The problem —
Below are records. Copy every line with "medium" in it.

§

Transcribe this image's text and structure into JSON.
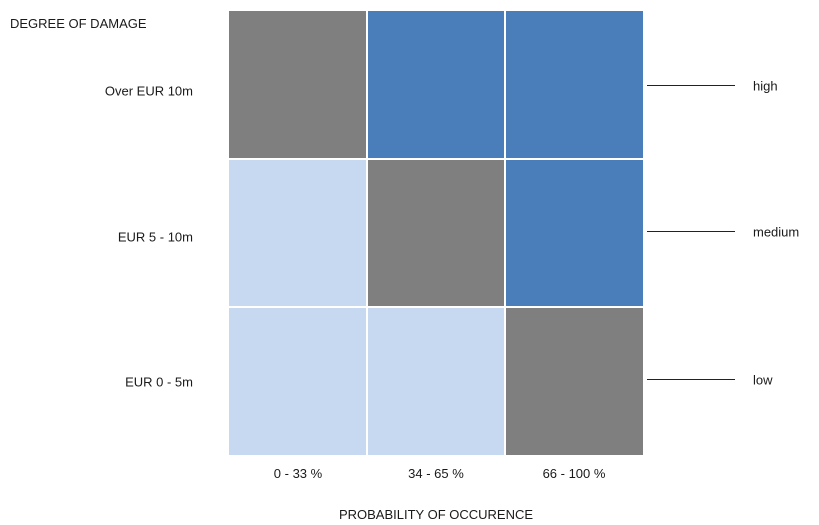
{
  "chart_data": {
    "type": "heatmap",
    "ylabel": "DEGREE OF DAMAGE",
    "xlabel": "PROBABILITY OF OCCURENCE",
    "rows": [
      "Over EUR 10m",
      "EUR 5 - 10m",
      "EUR 0 - 5m"
    ],
    "columns": [
      "0 - 33 %",
      "34 - 65 %",
      "66 - 100 %"
    ],
    "levels": [
      "high",
      "medium",
      "low"
    ],
    "cells": [
      [
        "medium",
        "high",
        "high"
      ],
      [
        "low",
        "medium",
        "high"
      ],
      [
        "low",
        "low",
        "medium"
      ]
    ],
    "colors": {
      "high": "#4a7ebb",
      "medium": "#7f7f7f",
      "low": "#c6d9f1"
    }
  }
}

§

Correct result —
      "medium",
        "medium",
        "medium",
        "medium"
      "medium": "#7f7f7f",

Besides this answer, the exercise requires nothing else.